What to do: Search the listing for the string "лицу" and copy every line that contains it.

Data records
★ ★ ★ ★ ★ ★ ★
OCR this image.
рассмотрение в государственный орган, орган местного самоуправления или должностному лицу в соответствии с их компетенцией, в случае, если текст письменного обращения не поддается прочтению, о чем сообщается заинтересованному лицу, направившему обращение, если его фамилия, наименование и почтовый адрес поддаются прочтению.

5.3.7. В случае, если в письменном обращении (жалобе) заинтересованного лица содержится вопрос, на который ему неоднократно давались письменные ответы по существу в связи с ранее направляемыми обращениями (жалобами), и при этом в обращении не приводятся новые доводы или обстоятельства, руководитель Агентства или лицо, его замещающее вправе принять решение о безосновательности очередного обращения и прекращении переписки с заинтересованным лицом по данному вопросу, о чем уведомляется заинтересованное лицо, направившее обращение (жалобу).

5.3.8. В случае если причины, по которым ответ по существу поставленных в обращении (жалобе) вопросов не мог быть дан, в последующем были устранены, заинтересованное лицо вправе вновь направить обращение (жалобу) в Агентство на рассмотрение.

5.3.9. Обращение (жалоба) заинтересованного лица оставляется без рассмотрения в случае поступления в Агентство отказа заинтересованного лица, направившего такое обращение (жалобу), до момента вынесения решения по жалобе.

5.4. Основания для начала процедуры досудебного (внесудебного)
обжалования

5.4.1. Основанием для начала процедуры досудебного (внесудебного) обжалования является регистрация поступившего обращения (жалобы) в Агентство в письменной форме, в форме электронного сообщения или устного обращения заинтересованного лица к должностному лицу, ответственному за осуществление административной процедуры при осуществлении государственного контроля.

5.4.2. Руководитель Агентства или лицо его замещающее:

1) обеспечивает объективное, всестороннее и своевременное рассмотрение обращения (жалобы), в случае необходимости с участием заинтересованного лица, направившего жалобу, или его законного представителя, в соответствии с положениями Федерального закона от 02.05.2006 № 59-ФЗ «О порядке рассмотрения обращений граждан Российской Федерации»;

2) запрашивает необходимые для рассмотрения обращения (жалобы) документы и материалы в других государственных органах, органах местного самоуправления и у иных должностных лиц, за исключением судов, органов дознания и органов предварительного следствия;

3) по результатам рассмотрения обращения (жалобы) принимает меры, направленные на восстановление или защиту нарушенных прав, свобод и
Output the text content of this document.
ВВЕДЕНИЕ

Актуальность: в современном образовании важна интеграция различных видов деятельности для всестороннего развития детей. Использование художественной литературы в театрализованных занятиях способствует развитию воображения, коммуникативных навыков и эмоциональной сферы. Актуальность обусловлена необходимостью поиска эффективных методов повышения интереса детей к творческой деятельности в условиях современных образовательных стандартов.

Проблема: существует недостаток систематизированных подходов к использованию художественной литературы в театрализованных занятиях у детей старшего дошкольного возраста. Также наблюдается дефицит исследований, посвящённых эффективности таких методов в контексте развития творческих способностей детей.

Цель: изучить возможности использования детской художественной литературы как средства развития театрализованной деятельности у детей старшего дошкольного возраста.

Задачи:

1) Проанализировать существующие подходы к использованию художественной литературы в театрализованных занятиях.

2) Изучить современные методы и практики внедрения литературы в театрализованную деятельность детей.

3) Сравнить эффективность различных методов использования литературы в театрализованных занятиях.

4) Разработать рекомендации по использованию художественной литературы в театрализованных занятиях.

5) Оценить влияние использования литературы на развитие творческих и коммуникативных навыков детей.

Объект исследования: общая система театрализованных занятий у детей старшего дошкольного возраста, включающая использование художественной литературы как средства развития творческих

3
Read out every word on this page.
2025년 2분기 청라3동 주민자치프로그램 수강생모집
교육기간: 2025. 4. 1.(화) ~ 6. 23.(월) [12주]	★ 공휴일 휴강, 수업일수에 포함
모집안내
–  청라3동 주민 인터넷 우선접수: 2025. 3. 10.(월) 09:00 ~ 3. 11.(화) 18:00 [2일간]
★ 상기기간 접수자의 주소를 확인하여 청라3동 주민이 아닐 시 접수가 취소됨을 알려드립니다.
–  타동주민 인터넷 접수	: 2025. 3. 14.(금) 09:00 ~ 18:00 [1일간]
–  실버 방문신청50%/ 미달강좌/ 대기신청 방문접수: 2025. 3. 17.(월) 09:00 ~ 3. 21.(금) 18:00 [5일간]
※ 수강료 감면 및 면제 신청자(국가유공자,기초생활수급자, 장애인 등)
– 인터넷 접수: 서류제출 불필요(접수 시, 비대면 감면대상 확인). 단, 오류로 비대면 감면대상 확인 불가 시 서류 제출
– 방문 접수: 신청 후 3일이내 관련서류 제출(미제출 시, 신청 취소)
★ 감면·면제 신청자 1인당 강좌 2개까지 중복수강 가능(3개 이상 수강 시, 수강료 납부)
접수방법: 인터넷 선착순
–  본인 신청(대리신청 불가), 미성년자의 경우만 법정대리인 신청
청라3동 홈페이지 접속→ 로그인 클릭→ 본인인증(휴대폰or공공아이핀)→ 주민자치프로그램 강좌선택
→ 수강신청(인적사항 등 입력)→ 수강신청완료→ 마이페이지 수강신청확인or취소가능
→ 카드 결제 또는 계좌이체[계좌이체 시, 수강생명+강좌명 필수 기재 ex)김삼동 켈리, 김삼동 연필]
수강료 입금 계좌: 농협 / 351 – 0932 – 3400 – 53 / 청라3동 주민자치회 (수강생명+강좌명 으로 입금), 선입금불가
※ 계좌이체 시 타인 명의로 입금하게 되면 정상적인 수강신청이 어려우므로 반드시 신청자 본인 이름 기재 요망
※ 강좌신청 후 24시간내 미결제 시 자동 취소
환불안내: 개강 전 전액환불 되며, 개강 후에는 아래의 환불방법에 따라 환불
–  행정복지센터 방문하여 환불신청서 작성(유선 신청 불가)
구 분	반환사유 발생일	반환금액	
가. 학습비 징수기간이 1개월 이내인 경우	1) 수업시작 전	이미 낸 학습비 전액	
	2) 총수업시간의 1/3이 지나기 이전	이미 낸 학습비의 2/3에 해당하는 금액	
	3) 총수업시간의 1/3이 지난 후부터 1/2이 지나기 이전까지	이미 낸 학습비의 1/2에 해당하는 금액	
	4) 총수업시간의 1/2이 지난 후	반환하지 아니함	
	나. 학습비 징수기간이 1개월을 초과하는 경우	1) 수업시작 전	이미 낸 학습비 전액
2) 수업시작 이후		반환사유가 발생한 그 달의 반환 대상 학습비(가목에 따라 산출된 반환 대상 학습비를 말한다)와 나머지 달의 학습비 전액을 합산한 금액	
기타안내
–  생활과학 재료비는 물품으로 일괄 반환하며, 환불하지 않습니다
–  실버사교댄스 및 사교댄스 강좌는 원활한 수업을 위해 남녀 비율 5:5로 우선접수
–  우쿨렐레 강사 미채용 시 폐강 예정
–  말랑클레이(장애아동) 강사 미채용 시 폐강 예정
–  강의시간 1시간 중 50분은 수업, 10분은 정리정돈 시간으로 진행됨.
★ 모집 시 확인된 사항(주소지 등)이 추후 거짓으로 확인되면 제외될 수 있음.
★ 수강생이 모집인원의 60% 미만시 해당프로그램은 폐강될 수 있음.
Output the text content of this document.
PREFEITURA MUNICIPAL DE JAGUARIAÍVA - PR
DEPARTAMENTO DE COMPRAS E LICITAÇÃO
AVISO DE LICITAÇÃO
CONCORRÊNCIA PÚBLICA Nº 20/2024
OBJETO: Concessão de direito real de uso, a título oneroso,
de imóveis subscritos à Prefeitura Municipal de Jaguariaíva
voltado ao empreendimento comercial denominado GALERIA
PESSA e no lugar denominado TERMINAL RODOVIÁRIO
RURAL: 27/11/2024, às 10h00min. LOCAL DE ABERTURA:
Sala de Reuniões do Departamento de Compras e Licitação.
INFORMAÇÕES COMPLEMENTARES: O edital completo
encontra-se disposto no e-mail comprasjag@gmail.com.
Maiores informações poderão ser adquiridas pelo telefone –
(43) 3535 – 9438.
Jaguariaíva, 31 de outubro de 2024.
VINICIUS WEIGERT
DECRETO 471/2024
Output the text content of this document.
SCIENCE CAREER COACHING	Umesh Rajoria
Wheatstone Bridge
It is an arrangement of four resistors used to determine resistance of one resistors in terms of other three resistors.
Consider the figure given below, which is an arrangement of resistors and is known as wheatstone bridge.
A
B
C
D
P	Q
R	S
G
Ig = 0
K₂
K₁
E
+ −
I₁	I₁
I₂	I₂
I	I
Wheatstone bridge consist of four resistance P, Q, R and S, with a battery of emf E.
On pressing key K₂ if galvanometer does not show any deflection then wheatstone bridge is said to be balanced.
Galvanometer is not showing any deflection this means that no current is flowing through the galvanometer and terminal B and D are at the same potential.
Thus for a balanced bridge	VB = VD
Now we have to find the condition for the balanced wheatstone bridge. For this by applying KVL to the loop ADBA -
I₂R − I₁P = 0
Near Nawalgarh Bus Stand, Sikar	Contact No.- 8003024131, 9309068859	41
★ ★ ★ ★ ★ ★ ★
Written solution:
рассмотрение в государственный орган, орган местного самоуправления или должностному лицу в соответствии с их компетенцией, в случае, если текст письменного обращения не поддается прочтению, о чем сообщается заинтересованному лицу, направившему обращение, если его фамилия, наименование и почтовый адрес поддаются прочтению.
5.4.1. Основанием для начала процедуры досудебного (внесудебного) обжалования является регистрация поступившего обращения (жалобы) в Агентство в письменной форме, в форме электронного сообщения или устного обращения заинтересованного лица к должностному лицу, ответственному за осуществление административной процедуры при осуществлении государственного контроля.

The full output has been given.